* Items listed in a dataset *

++++++++++

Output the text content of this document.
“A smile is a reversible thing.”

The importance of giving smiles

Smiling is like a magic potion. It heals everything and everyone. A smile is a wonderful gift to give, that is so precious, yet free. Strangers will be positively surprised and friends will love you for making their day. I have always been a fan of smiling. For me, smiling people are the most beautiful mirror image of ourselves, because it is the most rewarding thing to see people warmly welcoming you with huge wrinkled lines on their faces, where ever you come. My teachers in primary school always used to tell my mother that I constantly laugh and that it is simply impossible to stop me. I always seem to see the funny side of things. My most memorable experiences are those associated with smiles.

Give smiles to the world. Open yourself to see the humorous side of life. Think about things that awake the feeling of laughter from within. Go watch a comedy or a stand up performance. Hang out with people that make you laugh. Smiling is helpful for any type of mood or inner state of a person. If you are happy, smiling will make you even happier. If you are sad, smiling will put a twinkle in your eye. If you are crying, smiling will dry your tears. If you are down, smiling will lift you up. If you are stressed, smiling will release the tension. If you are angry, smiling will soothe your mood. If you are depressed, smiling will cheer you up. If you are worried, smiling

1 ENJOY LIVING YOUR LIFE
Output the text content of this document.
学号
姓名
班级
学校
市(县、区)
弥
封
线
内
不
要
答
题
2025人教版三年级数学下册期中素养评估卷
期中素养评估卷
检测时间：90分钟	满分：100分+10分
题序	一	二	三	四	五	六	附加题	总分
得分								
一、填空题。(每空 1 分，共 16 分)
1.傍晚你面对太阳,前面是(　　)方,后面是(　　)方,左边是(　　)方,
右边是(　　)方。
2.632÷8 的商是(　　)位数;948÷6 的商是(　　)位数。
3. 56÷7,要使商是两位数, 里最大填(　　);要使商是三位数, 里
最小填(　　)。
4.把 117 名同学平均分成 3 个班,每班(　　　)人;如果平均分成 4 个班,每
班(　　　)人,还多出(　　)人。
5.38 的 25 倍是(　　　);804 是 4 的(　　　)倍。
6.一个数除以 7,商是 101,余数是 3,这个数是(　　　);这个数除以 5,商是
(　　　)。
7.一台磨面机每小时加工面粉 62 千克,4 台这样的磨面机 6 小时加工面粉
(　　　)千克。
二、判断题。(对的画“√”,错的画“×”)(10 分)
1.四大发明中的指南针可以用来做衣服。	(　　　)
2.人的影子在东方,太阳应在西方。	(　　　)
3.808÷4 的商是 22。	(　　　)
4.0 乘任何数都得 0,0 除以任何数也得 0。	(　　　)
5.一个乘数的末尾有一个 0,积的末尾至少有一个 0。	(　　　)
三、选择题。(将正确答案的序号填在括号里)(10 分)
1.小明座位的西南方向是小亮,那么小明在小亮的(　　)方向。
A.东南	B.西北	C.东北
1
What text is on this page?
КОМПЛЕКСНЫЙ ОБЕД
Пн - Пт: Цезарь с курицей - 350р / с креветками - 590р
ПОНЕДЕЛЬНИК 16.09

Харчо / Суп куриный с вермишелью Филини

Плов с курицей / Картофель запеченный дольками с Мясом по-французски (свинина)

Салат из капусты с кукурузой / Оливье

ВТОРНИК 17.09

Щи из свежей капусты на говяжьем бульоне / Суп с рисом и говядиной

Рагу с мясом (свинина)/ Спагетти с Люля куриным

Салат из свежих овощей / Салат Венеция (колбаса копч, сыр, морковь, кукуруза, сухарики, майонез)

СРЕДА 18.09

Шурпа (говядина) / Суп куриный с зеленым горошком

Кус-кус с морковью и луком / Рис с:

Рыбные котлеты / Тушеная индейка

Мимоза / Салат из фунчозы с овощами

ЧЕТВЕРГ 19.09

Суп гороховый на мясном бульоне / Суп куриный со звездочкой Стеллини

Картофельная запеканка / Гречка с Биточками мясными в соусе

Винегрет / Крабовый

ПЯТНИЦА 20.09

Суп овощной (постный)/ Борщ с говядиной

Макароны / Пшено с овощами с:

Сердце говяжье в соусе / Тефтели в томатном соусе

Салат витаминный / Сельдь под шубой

++++++++++

* STATED TASK *
Your task is to retype all of the records exactly.

* WRITTEN SOLUTION *
Output the text content of this document.
“A smile is a reversible thing.”

The importance of giving smiles

Smiling is like a magic potion. It heals everything and everyone. A smile is a wonderful gift to give, that is so precious, yet free. Strangers will be positively surprised and friends will love you for making their day. I have always been a fan of smiling. For me, smiling people are the most beautiful mirror image of ourselves, because it is the most rewarding thing to see people warmly welcoming you with huge wrinkled lines on their faces, where ever you come. My teachers in primary school always used to tell my mother that I constantly laugh and that it is simply impossible to stop me. I always seem to see the funny side of things. My most memorable experiences are those associated with smiles.

Give smiles to the world. Open yourself to see the humorous side of life. Think about things that awake the feeling of laughter from within. Go watch a comedy or a stand up performance. Hang out with people that make you laugh. Smiling is helpful for any type of mood or inner state of a person. If you are happy, smiling will make you even happier. If you are sad, smiling will put a twinkle in your eye. If you are crying, smiling will dry your tears. If you are down, smiling will lift you up. If you are stressed, smiling will release the tension. If you are angry, smiling will soothe your mood. If you are depressed, smiling will cheer you up. If you are worried, smiling

1 ENJOY LIVING YOUR LIFE
Output the text content of this document.
学号
姓名
班级
学校
市(县、区)
弥
封
线
内
不
要
答
题
2025人教版三年级数学下册期中素养评估卷
期中素养评估卷
检测时间：90分钟	满分：100分+10分
题序	一	二	三	四	五	六	附加题	总分
得分								
一、填空题。(每空 1 分，共 16 分)
1.傍晚你面对太阳,前面是(　　)方,后面是(　　)方,左边是(　　)方,
右边是(　　)方。
2.632÷8 的商是(　　)位数;948÷6 的商是(　　)位数。
3. 56÷7,要使商是两位数, 里最大填(　　);要使商是三位数, 里
最小填(　　)。
4.把 117 名同学平均分成 3 个班,每班(　　　)人;如果平均分成 4 个班,每
班(　　　)人,还多出(　　)人。
5.38 的 25 倍是(　　　);804 是 4 的(　　　)倍。
6.一个数除以 7,商是 101,余数是 3,这个数是(　　　);这个数除以 5,商是
(　　　)。
7.一台磨面机每小时加工面粉 62 千克,4 台这样的磨面机 6 小时加工面粉
(　　　)千克。
二、判断题。(对的画“√”,错的画“×”)(10 分)
1.四大发明中的指南针可以用来做衣服。	(　　　)
2.人的影子在东方,太阳应在西方。	(　　　)
3.808÷4 的商是 22。	(　　　)
4.0 乘任何数都得 0,0 除以任何数也得 0。	(　　　)
5.一个乘数的末尾有一个 0,积的末尾至少有一个 0。	(　　　)
三、选择题。(将正确答案的序号填在括号里)(10 分)
1.小明座位的西南方向是小亮,那么小明在小亮的(　　)方向。
A.东南	B.西北	C.东北
1
What text is on this page?
КОМПЛЕКСНЫЙ ОБЕД
Пн - Пт: Цезарь с курицей - 350р / с креветками - 590р
ПОНЕДЕЛЬНИК 16.09

Харчо / Суп куриный с вермишелью Филини

Плов с курицей / Картофель запеченный дольками с Мясом по-французски (свинина)

Салат из капусты с кукурузой / Оливье

ВТОРНИК 17.09

Щи из свежей капусты на говяжьем бульоне / Суп с рисом и говядиной

Рагу с мясом (свинина)/ Спагетти с Люля куриным

Салат из свежих овощей / Салат Венеция (колбаса копч, сыр, морковь, кукуруза, сухарики, майонез)

СРЕДА 18.09

Шурпа (говядина) / Суп куриный с зеленым горошком

Кус-кус с морковью и луком / Рис с:

Рыбные котлеты / Тушеная индейка

Мимоза / Салат из фунчозы с овощами

ЧЕТВЕРГ 19.09

Суп гороховый на мясном бульоне / Суп куриный со звездочкой Стеллини

Картофельная запеканка / Гречка с Биточками мясными в соусе

Винегрет / Крабовый

ПЯТНИЦА 20.09

Суп овощной (постный)/ Борщ с говядиной

Макароны / Пшено с овощами с:

Сердце говяжье в соусе / Тефтели в томатном соусе

Салат витаминный / Сельдь под шубой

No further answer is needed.